--- start of Material for this task ---

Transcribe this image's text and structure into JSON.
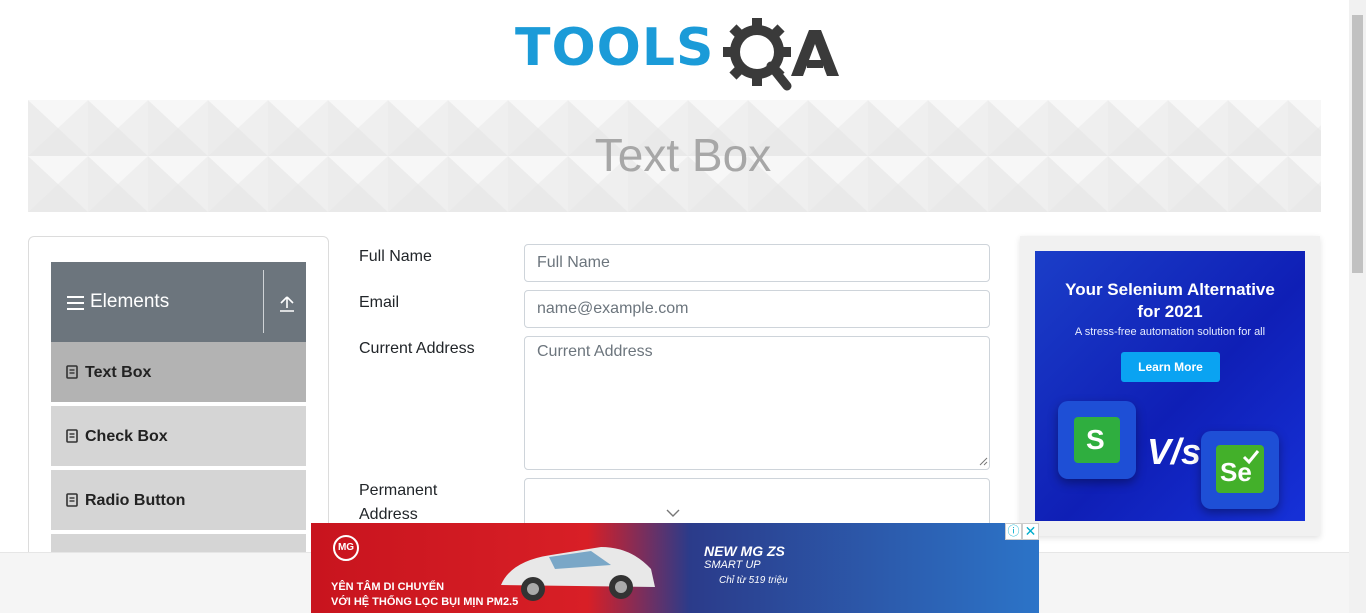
{
  "header": {
    "logo_text": "TOOLS",
    "logo_suffix": "QA"
  },
  "banner": {
    "title": "Text Box"
  },
  "sidebar": {
    "group": {
      "title": "Elements",
      "icon": "hamburger-icon",
      "toggle_icon": "upload-arrow-icon"
    },
    "items": [
      {
        "label": "Text Box",
        "icon": "document-icon",
        "active": true
      },
      {
        "label": "Check Box",
        "icon": "document-icon",
        "active": false
      },
      {
        "label": "Radio Button",
        "icon": "document-icon",
        "active": false
      }
    ]
  },
  "form": {
    "full_name": {
      "label": "Full Name",
      "placeholder": "Full Name",
      "value": ""
    },
    "email": {
      "label": "Email",
      "placeholder": "name@example.com",
      "value": ""
    },
    "current_address": {
      "label": "Current Address",
      "placeholder": "Current Address",
      "value": ""
    },
    "permanent_address": {
      "label_line1": "Permanent",
      "label_line2": "Address",
      "value": ""
    }
  },
  "right_ad": {
    "headline_line1": "Your Selenium Alternative",
    "headline_line2": "for 2021",
    "subtext": "A stress-free automation solution for all",
    "cta": "Learn More",
    "versus": "V/s",
    "left_tile_letter": "S",
    "right_tile_letters": "Se",
    "colors": {
      "background": "#1533c4",
      "cta": "#0aa3f2",
      "left_tile": "#2fae3f",
      "right_tile": "#43b02a"
    }
  },
  "bottom_ad": {
    "brand": "MG",
    "tagline_line1": "YÊN TÂM DI CHUYỂN",
    "tagline_line2": "VỚI HỆ THỐNG LỌC BỤI MỊN PM2.5",
    "model_line1": "NEW MG ZS",
    "model_line2": "SMART UP",
    "price": "Chỉ từ 519 triệu",
    "info_icon": "info-icon",
    "close_icon": "close-icon"
  }
}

--- end of Material for this task ---

What is expected -
Copy out all of the data word for word. Do not carry over any picture.

Solution -
Transcribe this image's text and structure into JSON.
{
  "header": {
    "logo_text": "TOOLS",
    "logo_suffix": "QA"
  },
  "banner": {
    "title": "Text Box"
  },
  "sidebar": {
    "group": {
      "title": "Elements",
      "icon": "hamburger-icon",
      "toggle_icon": "upload-arrow-icon"
    },
    "items": [
      {
        "label": "Text Box",
        "icon": "document-icon",
        "active": true
      },
      {
        "label": "Check Box",
        "icon": "document-icon",
        "active": false
      },
      {
        "label": "Radio Button",
        "icon": "document-icon",
        "active": false
      }
    ]
  },
  "form": {
    "full_name": {
      "label": "Full Name",
      "placeholder": "Full Name",
      "value": ""
    },
    "email": {
      "label": "Email",
      "placeholder": "name@example.com",
      "value": ""
    },
    "current_address": {
      "label": "Current Address",
      "placeholder": "Current Address",
      "value": ""
    },
    "permanent_address": {
      "label_line1": "Permanent",
      "label_line2": "Address",
      "value": ""
    }
  },
  "right_ad": {
    "headline_line1": "Your Selenium Alternative",
    "headline_line2": "for 2021",
    "subtext": "A stress-free automation solution for all",
    "cta": "Learn More",
    "versus": "V/s",
    "left_tile_letter": "S",
    "right_tile_letters": "Se",
    "colors": {
      "background": "#1533c4",
      "cta": "#0aa3f2",
      "left_tile": "#2fae3f",
      "right_tile": "#43b02a"
    }
  },
  "bottom_ad": {
    "brand": "MG",
    "tagline_line1": "YÊN TÂM DI CHUYỂN",
    "tagline_line2": "VỚI HỆ THỐNG LỌC BỤI MỊN PM2.5",
    "model_line1": "NEW MG ZS",
    "model_line2": "SMART UP",
    "price": "Chỉ từ 519 triệu",
    "info_icon": "info-icon",
    "close_icon": "close-icon"
  }
}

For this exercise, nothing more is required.